## ASSIGNMENT:
Take every line containing "heading" out of the records.
..........
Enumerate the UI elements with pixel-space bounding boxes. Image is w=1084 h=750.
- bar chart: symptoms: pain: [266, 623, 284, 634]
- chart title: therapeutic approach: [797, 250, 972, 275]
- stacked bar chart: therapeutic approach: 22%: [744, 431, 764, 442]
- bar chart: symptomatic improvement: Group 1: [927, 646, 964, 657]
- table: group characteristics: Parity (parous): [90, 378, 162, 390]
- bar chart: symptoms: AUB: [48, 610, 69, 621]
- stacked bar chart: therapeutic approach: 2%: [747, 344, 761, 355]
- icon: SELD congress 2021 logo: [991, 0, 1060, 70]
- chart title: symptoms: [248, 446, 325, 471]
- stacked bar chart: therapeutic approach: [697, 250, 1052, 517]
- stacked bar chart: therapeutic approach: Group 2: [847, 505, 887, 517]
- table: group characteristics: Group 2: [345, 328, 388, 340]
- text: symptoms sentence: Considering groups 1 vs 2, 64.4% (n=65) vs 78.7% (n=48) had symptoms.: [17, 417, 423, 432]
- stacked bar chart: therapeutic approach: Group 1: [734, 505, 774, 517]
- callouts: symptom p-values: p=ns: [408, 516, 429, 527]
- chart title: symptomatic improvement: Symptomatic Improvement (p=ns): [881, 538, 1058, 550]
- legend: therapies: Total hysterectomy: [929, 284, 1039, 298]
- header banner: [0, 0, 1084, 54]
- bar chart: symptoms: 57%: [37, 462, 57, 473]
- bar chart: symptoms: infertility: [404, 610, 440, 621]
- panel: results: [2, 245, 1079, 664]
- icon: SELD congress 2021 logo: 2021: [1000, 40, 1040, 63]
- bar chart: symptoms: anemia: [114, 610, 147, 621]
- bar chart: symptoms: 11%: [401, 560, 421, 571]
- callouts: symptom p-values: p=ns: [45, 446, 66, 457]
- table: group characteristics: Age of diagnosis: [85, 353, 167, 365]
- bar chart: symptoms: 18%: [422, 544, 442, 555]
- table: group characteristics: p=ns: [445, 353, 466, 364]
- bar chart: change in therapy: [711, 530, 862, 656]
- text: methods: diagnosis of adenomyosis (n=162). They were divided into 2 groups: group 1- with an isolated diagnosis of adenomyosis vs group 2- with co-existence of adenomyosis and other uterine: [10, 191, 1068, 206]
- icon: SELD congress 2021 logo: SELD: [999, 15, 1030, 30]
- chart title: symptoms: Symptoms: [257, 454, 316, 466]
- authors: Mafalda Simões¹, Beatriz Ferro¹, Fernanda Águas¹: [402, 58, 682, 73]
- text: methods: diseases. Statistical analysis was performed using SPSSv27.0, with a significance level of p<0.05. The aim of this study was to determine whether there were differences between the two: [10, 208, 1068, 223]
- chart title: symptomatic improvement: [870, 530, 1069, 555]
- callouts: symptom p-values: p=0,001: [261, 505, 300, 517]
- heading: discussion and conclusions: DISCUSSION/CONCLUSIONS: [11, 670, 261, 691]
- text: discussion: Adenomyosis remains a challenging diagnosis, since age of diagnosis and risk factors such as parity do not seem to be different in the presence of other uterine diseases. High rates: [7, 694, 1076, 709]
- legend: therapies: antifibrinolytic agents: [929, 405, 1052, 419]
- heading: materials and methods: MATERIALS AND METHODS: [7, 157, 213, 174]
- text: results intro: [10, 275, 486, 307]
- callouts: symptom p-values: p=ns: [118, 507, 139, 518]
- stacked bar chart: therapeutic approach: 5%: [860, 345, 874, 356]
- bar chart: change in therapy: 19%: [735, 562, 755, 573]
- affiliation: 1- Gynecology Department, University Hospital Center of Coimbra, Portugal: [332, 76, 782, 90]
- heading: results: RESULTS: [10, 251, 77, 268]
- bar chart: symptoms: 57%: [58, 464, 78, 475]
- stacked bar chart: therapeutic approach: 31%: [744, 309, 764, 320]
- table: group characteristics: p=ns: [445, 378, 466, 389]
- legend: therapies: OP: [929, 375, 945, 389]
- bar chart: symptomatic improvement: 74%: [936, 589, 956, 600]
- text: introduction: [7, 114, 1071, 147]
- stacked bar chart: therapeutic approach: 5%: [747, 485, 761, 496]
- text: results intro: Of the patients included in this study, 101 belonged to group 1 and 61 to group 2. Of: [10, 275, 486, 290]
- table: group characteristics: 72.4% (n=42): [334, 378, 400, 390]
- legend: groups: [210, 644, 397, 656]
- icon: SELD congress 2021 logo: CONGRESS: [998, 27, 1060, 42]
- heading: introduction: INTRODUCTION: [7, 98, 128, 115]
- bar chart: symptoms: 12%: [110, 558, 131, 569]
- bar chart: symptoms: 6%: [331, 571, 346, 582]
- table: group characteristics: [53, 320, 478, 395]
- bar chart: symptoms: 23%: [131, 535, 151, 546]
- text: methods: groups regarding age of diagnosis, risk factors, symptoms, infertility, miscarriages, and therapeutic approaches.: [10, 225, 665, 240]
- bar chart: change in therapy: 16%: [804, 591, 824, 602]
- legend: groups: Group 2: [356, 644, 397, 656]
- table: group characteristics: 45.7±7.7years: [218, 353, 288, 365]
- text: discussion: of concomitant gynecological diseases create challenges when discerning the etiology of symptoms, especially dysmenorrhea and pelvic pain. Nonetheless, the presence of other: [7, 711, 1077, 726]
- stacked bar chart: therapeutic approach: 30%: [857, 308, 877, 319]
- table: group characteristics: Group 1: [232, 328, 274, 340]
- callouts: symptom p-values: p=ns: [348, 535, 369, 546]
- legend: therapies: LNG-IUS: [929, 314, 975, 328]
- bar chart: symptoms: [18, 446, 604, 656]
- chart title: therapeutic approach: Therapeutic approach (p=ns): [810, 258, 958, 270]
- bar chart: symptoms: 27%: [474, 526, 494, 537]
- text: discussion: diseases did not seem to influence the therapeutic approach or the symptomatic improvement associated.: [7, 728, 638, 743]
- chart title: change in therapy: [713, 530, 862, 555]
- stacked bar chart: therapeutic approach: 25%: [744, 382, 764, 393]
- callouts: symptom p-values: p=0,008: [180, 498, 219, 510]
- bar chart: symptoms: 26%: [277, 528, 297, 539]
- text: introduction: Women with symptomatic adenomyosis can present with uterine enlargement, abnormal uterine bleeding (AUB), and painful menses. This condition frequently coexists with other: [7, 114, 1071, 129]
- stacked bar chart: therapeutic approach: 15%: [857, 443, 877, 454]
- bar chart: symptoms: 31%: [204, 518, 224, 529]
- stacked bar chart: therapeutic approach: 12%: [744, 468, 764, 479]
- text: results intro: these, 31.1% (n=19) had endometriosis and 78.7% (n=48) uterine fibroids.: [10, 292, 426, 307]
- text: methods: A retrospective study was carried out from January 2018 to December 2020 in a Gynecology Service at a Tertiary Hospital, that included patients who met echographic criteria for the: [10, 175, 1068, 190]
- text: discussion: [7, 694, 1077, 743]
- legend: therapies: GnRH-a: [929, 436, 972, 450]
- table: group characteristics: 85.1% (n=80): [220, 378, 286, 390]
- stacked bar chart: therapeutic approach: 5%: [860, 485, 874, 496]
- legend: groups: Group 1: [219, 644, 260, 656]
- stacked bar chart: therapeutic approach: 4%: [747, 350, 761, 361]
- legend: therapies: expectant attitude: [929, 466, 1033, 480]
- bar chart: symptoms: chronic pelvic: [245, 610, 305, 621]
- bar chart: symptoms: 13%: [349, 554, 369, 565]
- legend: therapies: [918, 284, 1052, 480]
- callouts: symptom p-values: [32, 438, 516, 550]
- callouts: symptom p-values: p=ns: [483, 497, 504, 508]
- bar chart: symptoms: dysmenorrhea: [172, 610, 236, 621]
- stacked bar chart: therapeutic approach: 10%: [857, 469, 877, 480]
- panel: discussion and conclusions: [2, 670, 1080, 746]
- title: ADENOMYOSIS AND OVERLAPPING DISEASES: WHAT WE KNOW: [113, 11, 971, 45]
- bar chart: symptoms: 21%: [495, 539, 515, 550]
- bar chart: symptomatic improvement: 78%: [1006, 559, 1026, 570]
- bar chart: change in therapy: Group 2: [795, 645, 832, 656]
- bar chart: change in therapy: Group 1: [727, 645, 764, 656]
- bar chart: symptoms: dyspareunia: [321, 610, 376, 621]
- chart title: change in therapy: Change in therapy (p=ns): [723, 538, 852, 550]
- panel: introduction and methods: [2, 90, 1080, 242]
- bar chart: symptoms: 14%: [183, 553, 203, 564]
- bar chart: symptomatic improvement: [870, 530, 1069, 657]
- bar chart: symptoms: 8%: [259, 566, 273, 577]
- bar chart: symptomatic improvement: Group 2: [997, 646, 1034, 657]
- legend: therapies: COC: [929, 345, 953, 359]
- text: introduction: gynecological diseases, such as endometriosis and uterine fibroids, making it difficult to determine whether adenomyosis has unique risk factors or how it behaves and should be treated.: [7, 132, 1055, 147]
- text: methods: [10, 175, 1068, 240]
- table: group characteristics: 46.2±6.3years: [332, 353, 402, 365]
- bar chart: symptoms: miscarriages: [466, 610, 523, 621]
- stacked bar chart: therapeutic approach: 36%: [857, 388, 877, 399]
..........
## RESULT FOR THIS EXERCISE:
- heading: discussion and conclusions: DISCUSSION/CONCLUSIONS: [11, 670, 261, 691]
- heading: materials and methods: MATERIALS AND METHODS: [7, 157, 213, 174]
- heading: results: RESULTS: [10, 251, 77, 268]
- heading: introduction: INTRODUCTION: [7, 98, 128, 115]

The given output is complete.